Exercise → Count every line that has "this" in it and give the total, nothing more.

>> Start

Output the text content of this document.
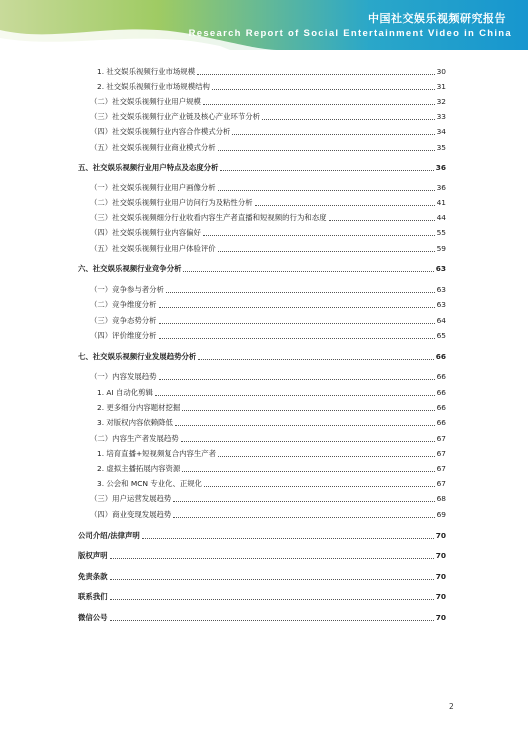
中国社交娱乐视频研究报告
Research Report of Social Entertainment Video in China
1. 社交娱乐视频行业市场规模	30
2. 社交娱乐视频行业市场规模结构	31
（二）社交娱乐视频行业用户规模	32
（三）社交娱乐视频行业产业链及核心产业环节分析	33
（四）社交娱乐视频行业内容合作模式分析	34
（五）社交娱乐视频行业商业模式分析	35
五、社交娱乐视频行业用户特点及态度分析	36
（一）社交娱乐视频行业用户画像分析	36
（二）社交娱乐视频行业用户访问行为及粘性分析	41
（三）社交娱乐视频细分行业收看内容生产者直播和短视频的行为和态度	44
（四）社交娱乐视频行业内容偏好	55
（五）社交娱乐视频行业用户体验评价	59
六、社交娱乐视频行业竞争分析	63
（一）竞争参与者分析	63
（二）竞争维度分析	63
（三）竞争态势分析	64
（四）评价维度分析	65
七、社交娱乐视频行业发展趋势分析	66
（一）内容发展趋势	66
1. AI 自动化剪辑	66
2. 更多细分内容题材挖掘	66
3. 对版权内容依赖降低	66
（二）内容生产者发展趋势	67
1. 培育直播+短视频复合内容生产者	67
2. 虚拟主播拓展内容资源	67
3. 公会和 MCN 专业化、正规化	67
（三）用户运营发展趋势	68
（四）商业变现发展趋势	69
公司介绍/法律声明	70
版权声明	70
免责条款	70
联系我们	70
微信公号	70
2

>> End
>> Start

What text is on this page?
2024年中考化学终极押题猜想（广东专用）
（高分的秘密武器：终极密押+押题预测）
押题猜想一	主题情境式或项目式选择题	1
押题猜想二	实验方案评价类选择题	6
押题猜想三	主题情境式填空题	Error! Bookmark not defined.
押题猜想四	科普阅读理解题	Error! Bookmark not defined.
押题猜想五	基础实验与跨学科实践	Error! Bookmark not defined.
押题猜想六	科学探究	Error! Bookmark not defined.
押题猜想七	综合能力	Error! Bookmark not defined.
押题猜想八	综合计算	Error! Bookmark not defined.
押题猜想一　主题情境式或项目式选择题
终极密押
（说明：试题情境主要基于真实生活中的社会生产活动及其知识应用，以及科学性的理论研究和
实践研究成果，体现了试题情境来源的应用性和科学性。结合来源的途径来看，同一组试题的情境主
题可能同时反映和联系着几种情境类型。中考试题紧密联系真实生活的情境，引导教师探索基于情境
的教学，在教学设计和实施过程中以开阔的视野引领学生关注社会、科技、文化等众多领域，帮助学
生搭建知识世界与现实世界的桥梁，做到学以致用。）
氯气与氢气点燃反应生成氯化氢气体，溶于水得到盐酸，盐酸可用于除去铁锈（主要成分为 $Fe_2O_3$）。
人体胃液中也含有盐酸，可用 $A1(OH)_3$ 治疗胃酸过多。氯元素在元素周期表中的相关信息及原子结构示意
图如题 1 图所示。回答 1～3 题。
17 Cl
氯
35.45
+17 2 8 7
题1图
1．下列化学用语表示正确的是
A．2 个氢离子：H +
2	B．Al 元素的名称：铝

>> End

Final answer → 2